ITEMS:

==================================================

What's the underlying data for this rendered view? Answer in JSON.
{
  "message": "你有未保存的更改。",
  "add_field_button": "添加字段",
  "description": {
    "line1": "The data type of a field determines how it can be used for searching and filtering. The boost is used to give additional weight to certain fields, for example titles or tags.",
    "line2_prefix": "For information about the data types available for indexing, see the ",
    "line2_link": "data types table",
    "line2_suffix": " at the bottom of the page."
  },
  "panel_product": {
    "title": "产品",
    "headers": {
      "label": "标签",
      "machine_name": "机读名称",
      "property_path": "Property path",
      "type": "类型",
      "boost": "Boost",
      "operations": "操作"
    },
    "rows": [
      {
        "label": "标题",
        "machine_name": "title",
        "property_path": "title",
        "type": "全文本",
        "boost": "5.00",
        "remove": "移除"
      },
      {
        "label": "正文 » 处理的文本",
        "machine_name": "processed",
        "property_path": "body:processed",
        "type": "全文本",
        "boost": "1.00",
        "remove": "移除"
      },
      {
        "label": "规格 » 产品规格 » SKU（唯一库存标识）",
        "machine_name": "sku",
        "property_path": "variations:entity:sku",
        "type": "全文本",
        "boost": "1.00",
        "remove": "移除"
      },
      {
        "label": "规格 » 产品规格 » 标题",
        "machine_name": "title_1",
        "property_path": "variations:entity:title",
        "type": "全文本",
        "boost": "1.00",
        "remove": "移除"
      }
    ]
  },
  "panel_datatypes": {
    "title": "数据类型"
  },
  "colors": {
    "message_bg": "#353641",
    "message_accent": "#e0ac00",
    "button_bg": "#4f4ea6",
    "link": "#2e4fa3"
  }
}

==================================================

GIVEN EXERCISE:
All of the material above needs to be retyped word for word.

CORRECT RESPONSE:
What's the underlying data for this rendered view? Answer in JSON.
{
  "message": "你有未保存的更改。",
  "add_field_button": "添加字段",
  "description": {
    "line1": "The data type of a field determines how it can be used for searching and filtering. The boost is used to give additional weight to certain fields, for example titles or tags.",
    "line2_prefix": "For information about the data types available for indexing, see the ",
    "line2_link": "data types table",
    "line2_suffix": " at the bottom of the page."
  },
  "panel_product": {
    "title": "产品",
    "headers": {
      "label": "标签",
      "machine_name": "机读名称",
      "property_path": "Property path",
      "type": "类型",
      "boost": "Boost",
      "operations": "操作"
    },
    "rows": [
      {
        "label": "标题",
        "machine_name": "title",
        "property_path": "title",
        "type": "全文本",
        "boost": "5.00",
        "remove": "移除"
      },
      {
        "label": "正文 » 处理的文本",
        "machine_name": "processed",
        "property_path": "body:processed",
        "type": "全文本",
        "boost": "1.00",
        "remove": "移除"
      },
      {
        "label": "规格 » 产品规格 » SKU（唯一库存标识）",
        "machine_name": "sku",
        "property_path": "variations:entity:sku",
        "type": "全文本",
        "boost": "1.00",
        "remove": "移除"
      },
      {
        "label": "规格 » 产品规格 » 标题",
        "machine_name": "title_1",
        "property_path": "variations:entity:title",
        "type": "全文本",
        "boost": "1.00",
        "remove": "移除"
      }
    ]
  },
  "panel_datatypes": {
    "title": "数据类型"
  },
  "colors": {
    "message_bg": "#353641",
    "message_accent": "#e0ac00",
    "button_bg": "#4f4ea6",
    "link": "#2e4fa3"
  }
}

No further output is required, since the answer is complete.